EXERCISE:
Leave out the pictures and copy everything else below exactly.

Dataset entries
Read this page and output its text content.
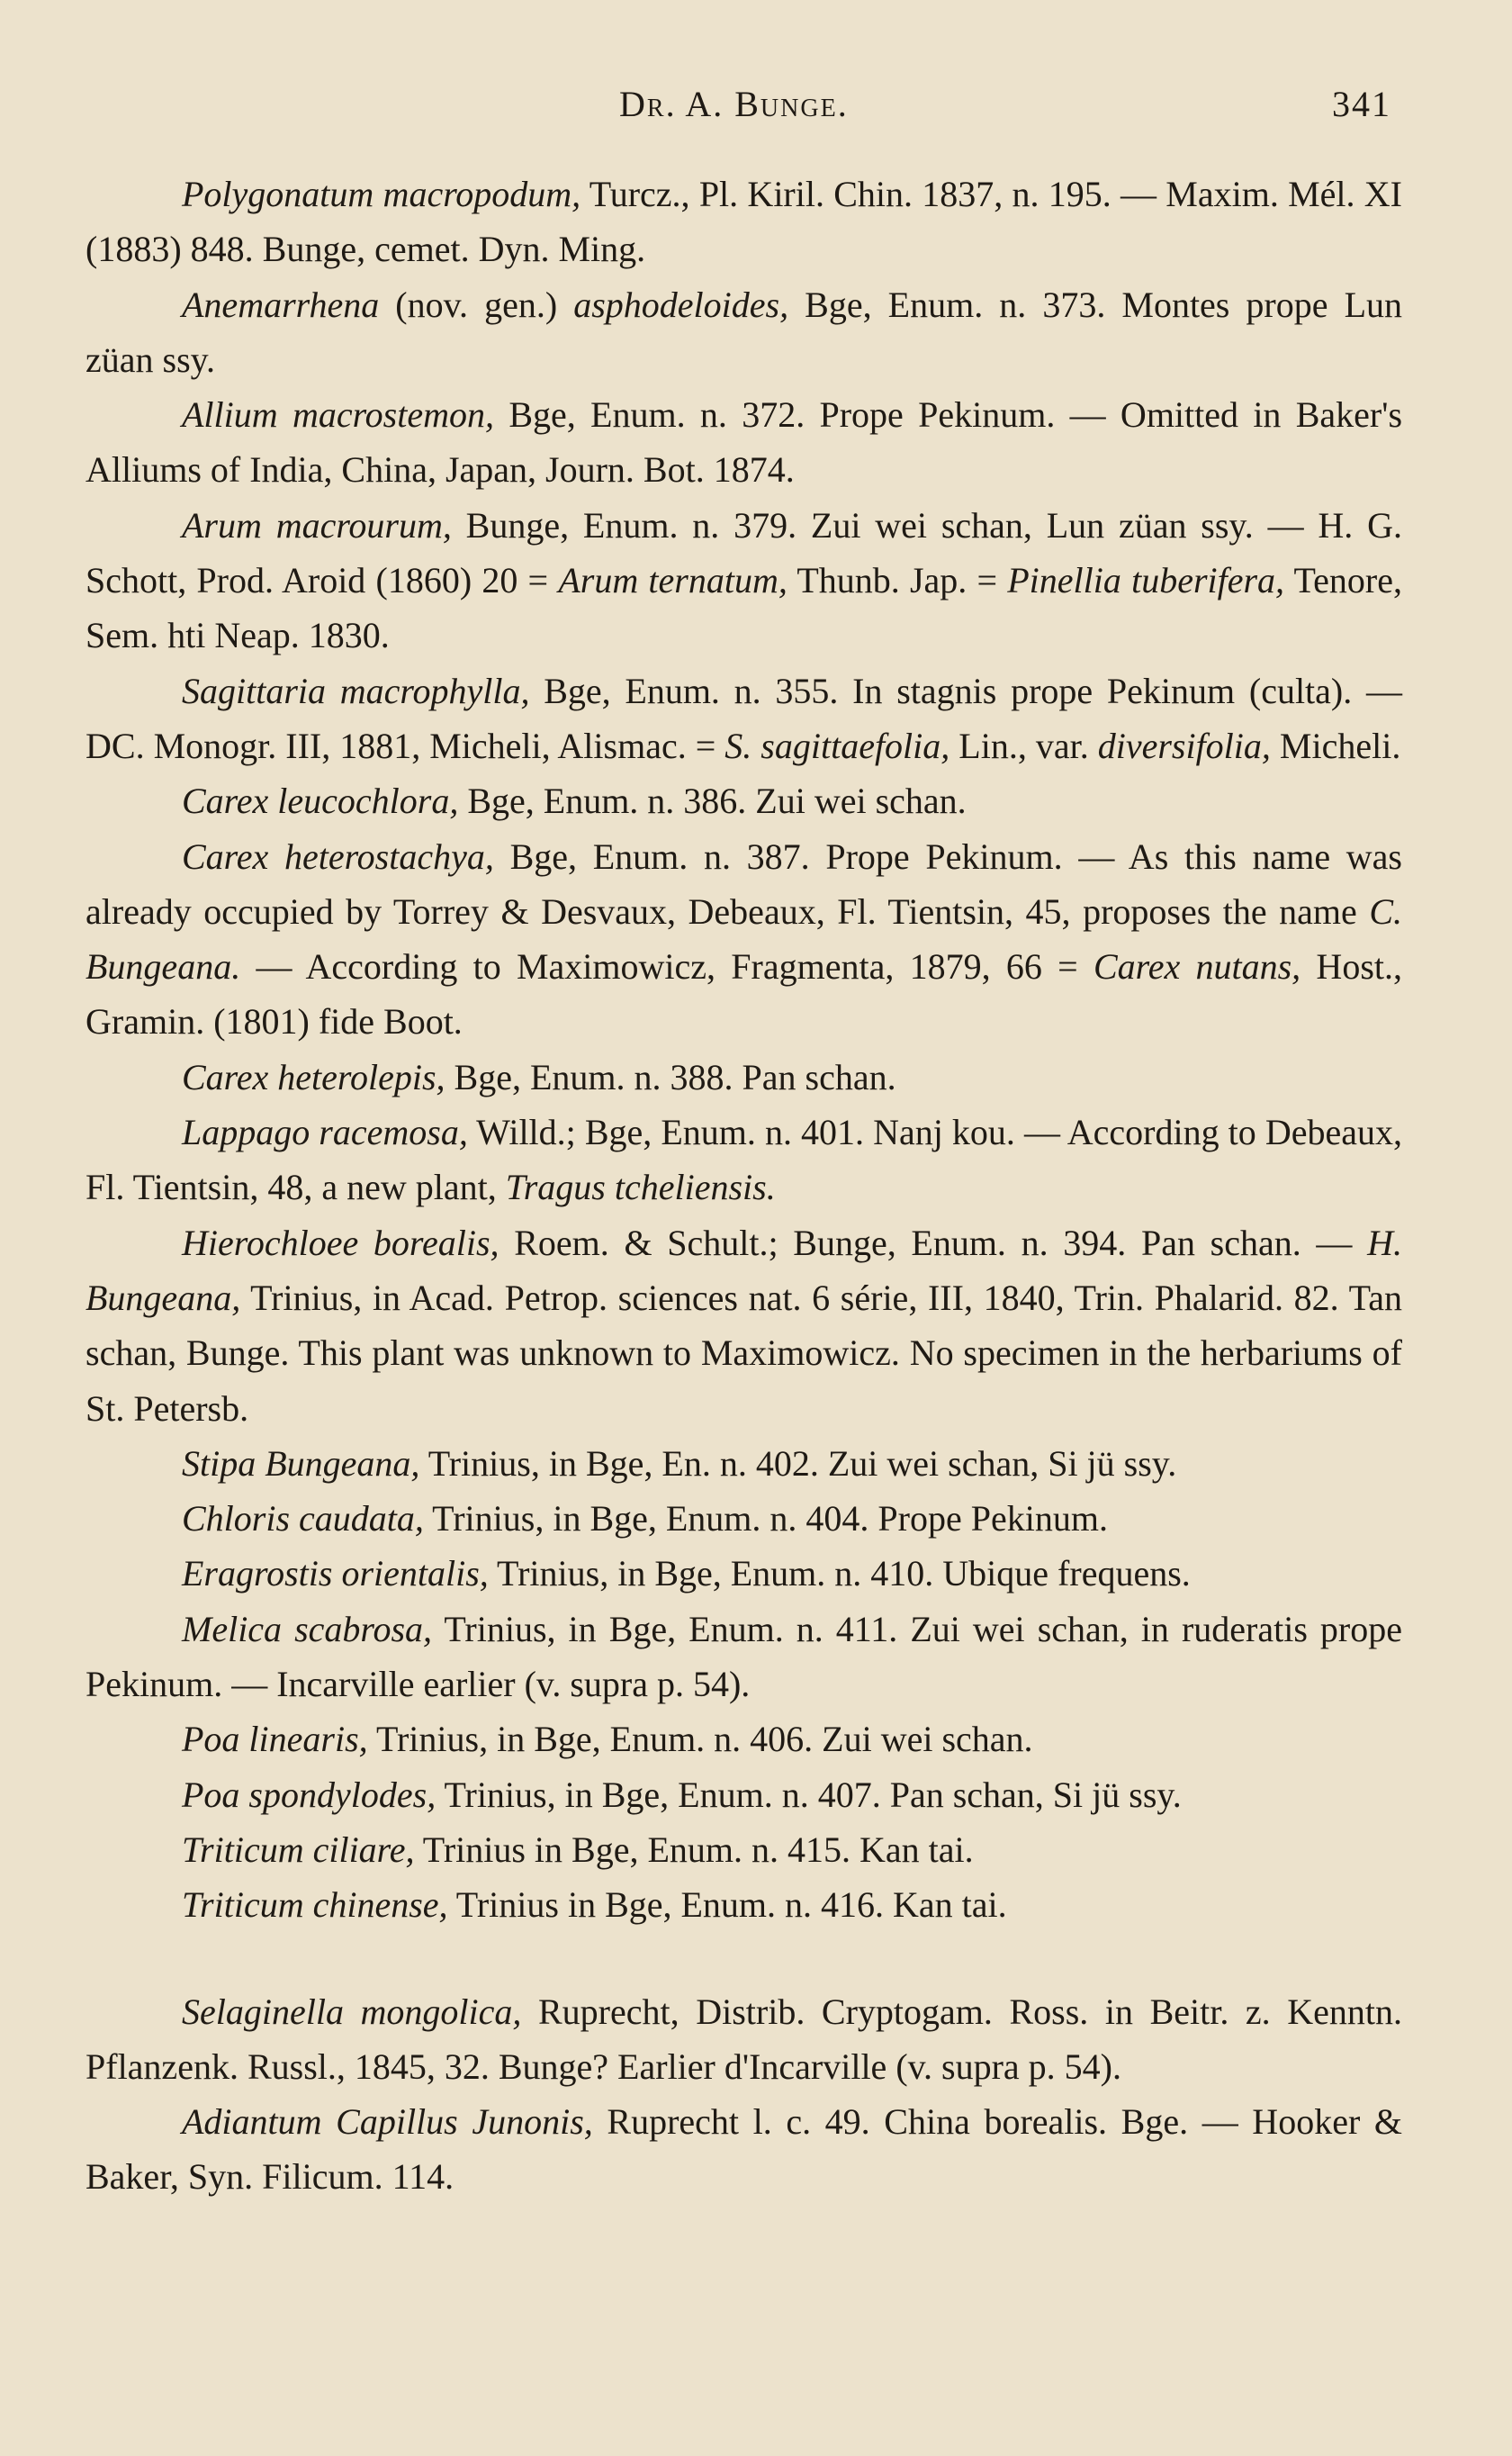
Dr. A. Bunge.	341

Polygonatum macropodum, Turcz., Pl. Kiril. Chin. 1837, n. 195. — Maxim. Mél. XI (1883) 848. Bunge, cemet. Dyn. Ming.

Anemarrhena (nov. gen.) asphodeloides, Bge, Enum. n. 373. Montes prope Lun züan ssy.

Allium macrostemon, Bge, Enum. n. 372. Prope Pekinum. — Omitted in Baker's Alliums of India, China, Japan, Journ. Bot. 1874.

Arum macrourum, Bunge, Enum. n. 379. Zui wei schan, Lun züan ssy. — H. G. Schott, Prod. Aroid (1860) 20 = Arum ternatum, Thunb. Jap. = Pinellia tuberifera, Tenore, Sem. hti Neap. 1830.

Sagittaria macrophylla, Bge, Enum. n. 355. In stagnis prope Pekinum (culta). — DC. Monogr. III, 1881, Micheli, Alismac. = S. sagittaefolia, Lin., var. diversifolia, Micheli.

Carex leucochlora, Bge, Enum. n. 386. Zui wei schan.

Carex heterostachya, Bge, Enum. n. 387. Prope Pekinum. — As this name was already occupied by Torrey & Desvaux, Debeaux, Fl. Tientsin, 45, proposes the name C. Bungeana. — According to Maximowicz, Fragmenta, 1879, 66 = Carex nutans, Host., Gramin. (1801) fide Boot.

Carex heterolepis, Bge, Enum. n. 388. Pan schan.

Lappago racemosa, Willd.; Bge, Enum. n. 401. Nanj kou. — According to Debeaux, Fl. Tientsin, 48, a new plant, Tragus tcheliensis.

Hierochloee borealis, Roem. & Schult.; Bunge, Enum. n. 394. Pan schan. — H. Bungeana, Trinius, in Acad. Petrop. sciences nat. 6 série, III, 1840, Trin. Phalarid. 82. Tan schan, Bunge. This plant was unknown to Maximowicz. No specimen in the herbariums of St. Petersb.

Stipa Bungeana, Trinius, in Bge, En. n. 402. Zui wei schan, Si jü ssy.

Chloris caudata, Trinius, in Bge, Enum. n. 404. Prope Pekinum.

Eragrostis orientalis, Trinius, in Bge, Enum. n. 410. Ubique frequens.

Melica scabrosa, Trinius, in Bge, Enum. n. 411. Zui wei schan, in ruderatis prope Pekinum. — Incarville earlier (v. supra p. 54).

Poa linearis, Trinius, in Bge, Enum. n. 406. Zui wei schan.

Poa spondylodes, Trinius, in Bge, Enum. n. 407. Pan schan, Si jü ssy.

Triticum ciliare, Trinius in Bge, Enum. n. 415. Kan tai.

Triticum chinense, Trinius in Bge, Enum. n. 416. Kan tai.

Selaginella mongolica, Ruprecht, Distrib. Cryptogam. Ross. in Beitr. z. Kenntn. Pflanzenk. Russl., 1845, 32. Bunge? Earlier d'Incarville (v. supra p. 54).

Adiantum Capillus Junonis, Ruprecht l. c. 49. China borealis. Bge. — Hooker & Baker, Syn. Filicum. 114.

FULL SOLUTION:
Read this page and output its text content.
Dr. A. Bunge.	341

Polygonatum macropodum, Turcz., Pl. Kiril. Chin. 1837, n. 195. — Maxim. Mél. XI (1883) 848. Bunge, cemet. Dyn. Ming.

Anemarrhena (nov. gen.) asphodeloides, Bge, Enum. n. 373. Montes prope Lun züan ssy.

Allium macrostemon, Bge, Enum. n. 372. Prope Pekinum. — Omitted in Baker's Alliums of India, China, Japan, Journ. Bot. 1874.

Arum macrourum, Bunge, Enum. n. 379. Zui wei schan, Lun züan ssy. — H. G. Schott, Prod. Aroid (1860) 20 = Arum ternatum, Thunb. Jap. = Pinellia tuberifera, Tenore, Sem. hti Neap. 1830.

Sagittaria macrophylla, Bge, Enum. n. 355. In stagnis prope Pekinum (culta). — DC. Monogr. III, 1881, Micheli, Alismac. = S. sagittaefolia, Lin., var. diversifolia, Micheli.

Carex leucochlora, Bge, Enum. n. 386. Zui wei schan.

Carex heterostachya, Bge, Enum. n. 387. Prope Pekinum. — As this name was already occupied by Torrey & Desvaux, Debeaux, Fl. Tientsin, 45, proposes the name C. Bungeana. — According to Maximowicz, Fragmenta, 1879, 66 = Carex nutans, Host., Gramin. (1801) fide Boot.

Carex heterolepis, Bge, Enum. n. 388. Pan schan.

Lappago racemosa, Willd.; Bge, Enum. n. 401. Nanj kou. — According to Debeaux, Fl. Tientsin, 48, a new plant, Tragus tcheliensis.

Hierochloee borealis, Roem. & Schult.; Bunge, Enum. n. 394. Pan schan. — H. Bungeana, Trinius, in Acad. Petrop. sciences nat. 6 série, III, 1840, Trin. Phalarid. 82. Tan schan, Bunge. This plant was unknown to Maximowicz. No specimen in the herbariums of St. Petersb.

Stipa Bungeana, Trinius, in Bge, En. n. 402. Zui wei schan, Si jü ssy.

Chloris caudata, Trinius, in Bge, Enum. n. 404. Prope Pekinum.

Eragrostis orientalis, Trinius, in Bge, Enum. n. 410. Ubique frequens.

Melica scabrosa, Trinius, in Bge, Enum. n. 411. Zui wei schan, in ruderatis prope Pekinum. — Incarville earlier (v. supra p. 54).

Poa linearis, Trinius, in Bge, Enum. n. 406. Zui wei schan.

Poa spondylodes, Trinius, in Bge, Enum. n. 407. Pan schan, Si jü ssy.

Triticum ciliare, Trinius in Bge, Enum. n. 415. Kan tai.

Triticum chinense, Trinius in Bge, Enum. n. 416. Kan tai.

Selaginella mongolica, Ruprecht, Distrib. Cryptogam. Ross. in Beitr. z. Kenntn. Pflanzenk. Russl., 1845, 32. Bunge? Earlier d'Incarville (v. supra p. 54).

Adiantum Capillus Junonis, Ruprecht l. c. 49. China borealis. Bge. — Hooker & Baker, Syn. Filicum. 114.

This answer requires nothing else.